What is needed ->
Rewrite every line of the material below as a Markdown table with two columns, "Line No." and "Text", giving each line's row number and its text. Skip blank lines, and leave the pictures out of the table.

+++

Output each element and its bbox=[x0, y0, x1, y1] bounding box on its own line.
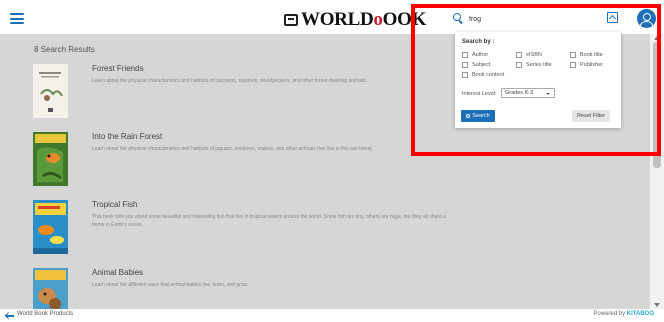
checkbox-icon[interactable] bbox=[570, 62, 576, 68]
result-title[interactable]: Into the Rain Forest bbox=[92, 132, 162, 141]
checkbox-icon[interactable] bbox=[570, 52, 576, 58]
back-link[interactable]: World Book Products bbox=[17, 311, 73, 317]
book-cover-into-the-rain-forest[interactable] bbox=[33, 132, 68, 186]
reset-filter-button[interactable]: Reset Filter bbox=[572, 110, 610, 122]
result-title[interactable]: Forest Friends bbox=[92, 64, 144, 73]
chevron-down-icon bbox=[546, 92, 550, 95]
vertical-scrollbar[interactable] bbox=[650, 34, 664, 309]
hamburger-menu-icon[interactable] bbox=[10, 13, 24, 24]
search-filter-panel: Search by : Author eISBN Book title Subj… bbox=[455, 32, 621, 128]
search-input[interactable] bbox=[469, 12, 629, 26]
interest-level-select[interactable]: Grades K-3 bbox=[501, 88, 555, 98]
result-description: Learn about the different ways that anim… bbox=[92, 282, 249, 288]
logo-mark-icon bbox=[284, 14, 298, 26]
result-description: Learn about the physical characteristics… bbox=[92, 78, 368, 84]
search-icon[interactable] bbox=[453, 13, 464, 24]
checkbox-icon[interactable] bbox=[462, 52, 468, 58]
world-book-logo[interactable]: WORLDoOOK bbox=[284, 9, 427, 30]
result-description: This book tells you about some beautiful… bbox=[92, 214, 446, 228]
result-description: Learn about the physical characteristics… bbox=[92, 146, 373, 152]
checkbox-icon[interactable] bbox=[516, 52, 522, 58]
book-cover-forest-friends[interactable] bbox=[33, 64, 68, 118]
scroll-down-arrow-icon[interactable] bbox=[654, 303, 660, 307]
result-title[interactable]: Tropical Fish bbox=[92, 200, 138, 209]
checkbox-icon[interactable] bbox=[462, 72, 468, 78]
interest-level-label: Interest Level: bbox=[462, 91, 497, 97]
powered-by-label: Powered by KITABOO bbox=[593, 311, 654, 317]
checkbox-icon[interactable] bbox=[516, 62, 522, 68]
back-arrow-icon[interactable] bbox=[4, 312, 14, 319]
result-title[interactable]: Animal Babies bbox=[92, 268, 143, 277]
book-cover-animal-babies[interactable] bbox=[33, 268, 68, 309]
logo-text: WORLDoOOK bbox=[301, 9, 427, 30]
footer-bar: World Book Products Powered by KITABOO bbox=[0, 309, 664, 322]
checkbox-author[interactable]: Author bbox=[462, 52, 488, 58]
checkbox-book-content[interactable]: Book content bbox=[462, 72, 504, 78]
top-bar: WORLDoOOK bbox=[0, 0, 664, 34]
checkbox-icon[interactable] bbox=[462, 62, 468, 68]
scroll-up-arrow-icon[interactable] bbox=[654, 36, 660, 40]
scrollbar-thumb[interactable] bbox=[653, 42, 661, 168]
checkbox-series-title[interactable]: Series title bbox=[516, 62, 552, 68]
checkbox-book-title[interactable]: Book title bbox=[570, 52, 603, 58]
search-button[interactable]: Search bbox=[461, 110, 495, 122]
results-count: 8 Search Results bbox=[34, 45, 95, 54]
checkbox-eisbn[interactable]: eISBN bbox=[516, 52, 542, 58]
chevron-up-icon[interactable] bbox=[607, 12, 618, 23]
filter-heading: Search by : bbox=[462, 39, 495, 45]
checkbox-subject[interactable]: Subject bbox=[462, 62, 490, 68]
checkbox-publisher[interactable]: Publisher bbox=[570, 62, 603, 68]
book-cover-tropical-fish[interactable] bbox=[33, 200, 68, 254]
search-icon bbox=[466, 114, 471, 118]
user-avatar-icon[interactable] bbox=[637, 9, 656, 28]
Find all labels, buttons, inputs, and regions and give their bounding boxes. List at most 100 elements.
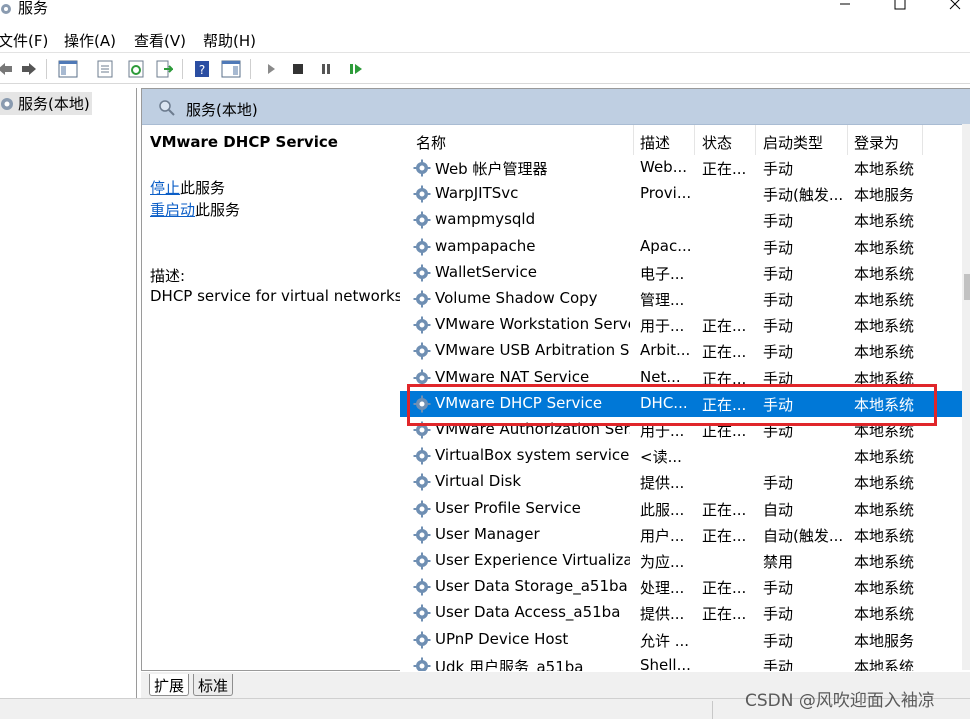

+++

Output ->
| Line No. | Text |
|---|---|
| 1 | Output each element and its bbox=[x0, y0, x1, y1] bounding box on its own line. |
| 2 | checkbox-icon[interactable] bbox=[570, 62, 576, 68] |
| 3 | result-title[interactable]: Into the Rain Forest bbox=[92, 132, 162, 141] |
| 4 | checkbox-icon[interactable] bbox=[570, 52, 576, 58] |
| 5 | back-link[interactable]: World Book Products bbox=[17, 311, 73, 317] |
| 6 | book-cover-into-the-rain-forest[interactable] bbox=[33, 132, 68, 186] |
| 7 | reset-filter-button[interactable]: Reset Filter bbox=[572, 110, 610, 122] |
| 8 | result-title[interactable]: Forest Friends bbox=[92, 64, 144, 73] |
| 9 | chevron-down-icon bbox=[546, 92, 550, 95] |
| 10 | vertical-scrollbar[interactable] bbox=[650, 34, 664, 309] |
| 11 | hamburger-menu-icon[interactable] bbox=[10, 13, 24, 24] |
| 12 | search-filter-panel: Search by : Author eISBN Book title Subj… bbox=[455, 32, 621, 128] |
| 13 | search-input[interactable] bbox=[469, 12, 629, 26] |
| 14 | interest-level-select[interactable]: Grades K-3 bbox=[501, 88, 555, 98] |
| 15 | result-description: Learn about the different ways that anim… bbox=[92, 282, 249, 288] |
| 16 | logo-mark-icon bbox=[284, 14, 298, 26] |
| 17 | result-description: Learn about the physical characteristics… bbox=[92, 78, 368, 84] |
| 18 | search-icon[interactable] bbox=[453, 13, 464, 24] |
| 19 | checkbox-icon[interactable] bbox=[462, 52, 468, 58] |
| 20 | world-book-logo[interactable]: WORLDoOOK bbox=[284, 9, 427, 30] |
| 21 | result-description: This book tells you about some beautiful… bbox=[92, 214, 446, 228] |
| 22 | result-description: Learn about the physical characteristics… bbox=[92, 146, 373, 152] |
| 23 | checkbox-icon[interactable] bbox=[516, 52, 522, 58] |
| 24 | book-cover-forest-friends[interactable] bbox=[33, 64, 68, 118] |
| 25 | scroll-down-arrow-icon[interactable] bbox=[654, 303, 660, 307] |
| 26 | result-title[interactable]: Tropical Fish bbox=[92, 200, 138, 209] |
| 27 | checkbox-icon[interactable] bbox=[462, 72, 468, 78] |
| 28 | interest-level-label: Interest Level: bbox=[462, 91, 497, 97] |
| 29 | powered-by-label: Powered by KITABOO bbox=[593, 311, 654, 317] |
| 30 | checkbox-icon[interactable] bbox=[516, 62, 522, 68] |
| 31 | back-arrow-icon[interactable] bbox=[4, 312, 14, 319] |
| 32 | result-title[interactable]: Animal Babies bbox=[92, 268, 143, 277] |
| 33 | book-cover-animal-babies[interactable] bbox=[33, 268, 68, 309] |
| 34 | logo-text: WORLDoOOK bbox=[301, 9, 427, 30] |
| 35 | footer-bar: World Book Products Powered by KITABOO bbox=[0, 309, 664, 322] |
| 36 | checkbox-author[interactable]: Author bbox=[462, 52, 488, 58] |
| 37 | checkbox-book-content[interactable]: Book content bbox=[462, 72, 504, 78] |
| 38 | top-bar: WORLDoOOK bbox=[0, 0, 664, 34] |
| 39 | checkbox-icon[interactable] bbox=[462, 62, 468, 68] |
| 40 | scroll-up-arrow-icon[interactable] bbox=[654, 36, 660, 40] |
| 41 | scrollbar-thumb[interactable] bbox=[653, 42, 661, 168] |
| 42 | checkbox-series-title[interactable]: Series title bbox=[516, 62, 552, 68] |
| 43 | checkbox-book-title[interactable]: Book title bbox=[570, 52, 603, 58] |
| 44 | search-button[interactable]: Search bbox=[461, 110, 495, 122] |
| 45 | results-count: 8 Search Results bbox=[34, 45, 95, 54] |
| 46 | checkbox-eisbn[interactable]: eISBN bbox=[516, 52, 542, 58] |
| 47 | chevron-up-icon[interactable] bbox=[607, 12, 618, 23] |
| 48 | filter-heading: Search by : bbox=[462, 39, 495, 45] |
| 49 | checkbox-subject[interactable]: Subject bbox=[462, 62, 490, 68] |
| 50 | checkbox-publisher[interactable]: Publisher bbox=[570, 62, 603, 68] |
| 51 | book-cover-tropical-fish[interactable] bbox=[33, 200, 68, 254] |
| 52 | search-icon bbox=[466, 114, 471, 118] |
| 53 | user-avatar-icon[interactable] bbox=[637, 9, 656, 28] |
| 54 | Find all labels, buttons, inputs, and regions and give their bounding boxes. List at most 100 elements. |